<<<<

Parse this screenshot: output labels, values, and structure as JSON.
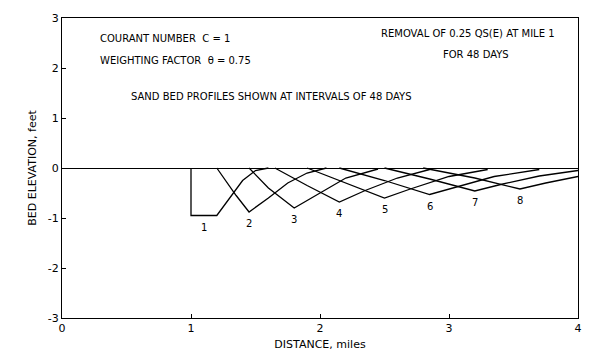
{
  "chart_data": {
    "type": "line",
    "xlabel": "DISTANCE, miles",
    "ylabel": "BED ELEVATION, feet",
    "annotations": [
      "COURANT NUMBER  C = 1",
      "WEIGHTING FACTOR  θ = 0.75",
      "REMOVAL OF 0.25 QS(E) AT MILE 1",
      "FOR 48 DAYS",
      "SAND BED PROFILES SHOWN AT INTERVALS OF 48 DAYS"
    ],
    "xlim": [
      0,
      4
    ],
    "xticks": [
      0,
      1,
      2,
      3,
      4
    ],
    "ylim": [
      -3,
      3
    ],
    "yticks": [
      -3,
      -2,
      -1,
      0,
      1,
      2,
      3
    ],
    "grid": false,
    "color": "#000000",
    "series": [
      {
        "name": "1",
        "x": [
          1.0,
          1.0,
          1.2,
          1.3,
          1.4,
          1.5,
          1.6
        ],
        "values": [
          0,
          -0.95,
          -0.95,
          -0.6,
          -0.25,
          -0.05,
          0
        ]
      },
      {
        "name": "2",
        "x": [
          1.2,
          1.35,
          1.45,
          1.6,
          1.75,
          1.9,
          2.05
        ],
        "values": [
          0,
          -0.55,
          -0.88,
          -0.6,
          -0.3,
          -0.1,
          0
        ]
      },
      {
        "name": "3",
        "x": [
          1.45,
          1.6,
          1.8,
          2.0,
          2.2,
          2.45
        ],
        "values": [
          0,
          -0.4,
          -0.8,
          -0.5,
          -0.2,
          -0.02
        ]
      },
      {
        "name": "4",
        "x": [
          1.65,
          1.9,
          2.15,
          2.35,
          2.6,
          2.85
        ],
        "values": [
          0,
          -0.35,
          -0.68,
          -0.45,
          -0.2,
          -0.03
        ]
      },
      {
        "name": "5",
        "x": [
          1.9,
          2.2,
          2.5,
          2.7,
          3.0,
          3.3
        ],
        "values": [
          0,
          -0.3,
          -0.6,
          -0.42,
          -0.17,
          -0.03
        ]
      },
      {
        "name": "6",
        "x": [
          2.15,
          2.5,
          2.85,
          3.05,
          3.35,
          3.7
        ],
        "values": [
          0,
          -0.25,
          -0.53,
          -0.38,
          -0.17,
          -0.03
        ]
      },
      {
        "name": "7",
        "x": [
          2.5,
          2.85,
          3.2,
          3.4,
          3.7,
          4.0
        ],
        "values": [
          0,
          -0.22,
          -0.46,
          -0.33,
          -0.16,
          -0.05
        ]
      },
      {
        "name": "8",
        "x": [
          2.8,
          3.2,
          3.55,
          3.75,
          4.0
        ],
        "values": [
          0,
          -0.2,
          -0.42,
          -0.3,
          -0.17
        ]
      }
    ]
  }
}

>>>>

**Task requirements**: Pictures are not part of the copy; reproduce everything else in the records exactly.

**Response**:
Parse this screenshot: output labels, values, and structure as JSON.
{
  "chart_data": {
    "type": "line",
    "xlabel": "DISTANCE, miles",
    "ylabel": "BED ELEVATION, feet",
    "annotations": [
      "COURANT NUMBER  C = 1",
      "WEIGHTING FACTOR  θ = 0.75",
      "REMOVAL OF 0.25 QS(E) AT MILE 1",
      "FOR 48 DAYS",
      "SAND BED PROFILES SHOWN AT INTERVALS OF 48 DAYS"
    ],
    "xlim": [
      0,
      4
    ],
    "xticks": [
      0,
      1,
      2,
      3,
      4
    ],
    "ylim": [
      -3,
      3
    ],
    "yticks": [
      -3,
      -2,
      -1,
      0,
      1,
      2,
      3
    ],
    "grid": false,
    "color": "#000000",
    "series": [
      {
        "name": "1",
        "x": [
          1.0,
          1.0,
          1.2,
          1.3,
          1.4,
          1.5,
          1.6
        ],
        "values": [
          0,
          -0.95,
          -0.95,
          -0.6,
          -0.25,
          -0.05,
          0
        ]
      },
      {
        "name": "2",
        "x": [
          1.2,
          1.35,
          1.45,
          1.6,
          1.75,
          1.9,
          2.05
        ],
        "values": [
          0,
          -0.55,
          -0.88,
          -0.6,
          -0.3,
          -0.1,
          0
        ]
      },
      {
        "name": "3",
        "x": [
          1.45,
          1.6,
          1.8,
          2.0,
          2.2,
          2.45
        ],
        "values": [
          0,
          -0.4,
          -0.8,
          -0.5,
          -0.2,
          -0.02
        ]
      },
      {
        "name": "4",
        "x": [
          1.65,
          1.9,
          2.15,
          2.35,
          2.6,
          2.85
        ],
        "values": [
          0,
          -0.35,
          -0.68,
          -0.45,
          -0.2,
          -0.03
        ]
      },
      {
        "name": "5",
        "x": [
          1.9,
          2.2,
          2.5,
          2.7,
          3.0,
          3.3
        ],
        "values": [
          0,
          -0.3,
          -0.6,
          -0.42,
          -0.17,
          -0.03
        ]
      },
      {
        "name": "6",
        "x": [
          2.15,
          2.5,
          2.85,
          3.05,
          3.35,
          3.7
        ],
        "values": [
          0,
          -0.25,
          -0.53,
          -0.38,
          -0.17,
          -0.03
        ]
      },
      {
        "name": "7",
        "x": [
          2.5,
          2.85,
          3.2,
          3.4,
          3.7,
          4.0
        ],
        "values": [
          0,
          -0.22,
          -0.46,
          -0.33,
          -0.16,
          -0.05
        ]
      },
      {
        "name": "8",
        "x": [
          2.8,
          3.2,
          3.55,
          3.75,
          4.0
        ],
        "values": [
          0,
          -0.2,
          -0.42,
          -0.3,
          -0.17
        ]
      }
    ]
  }
}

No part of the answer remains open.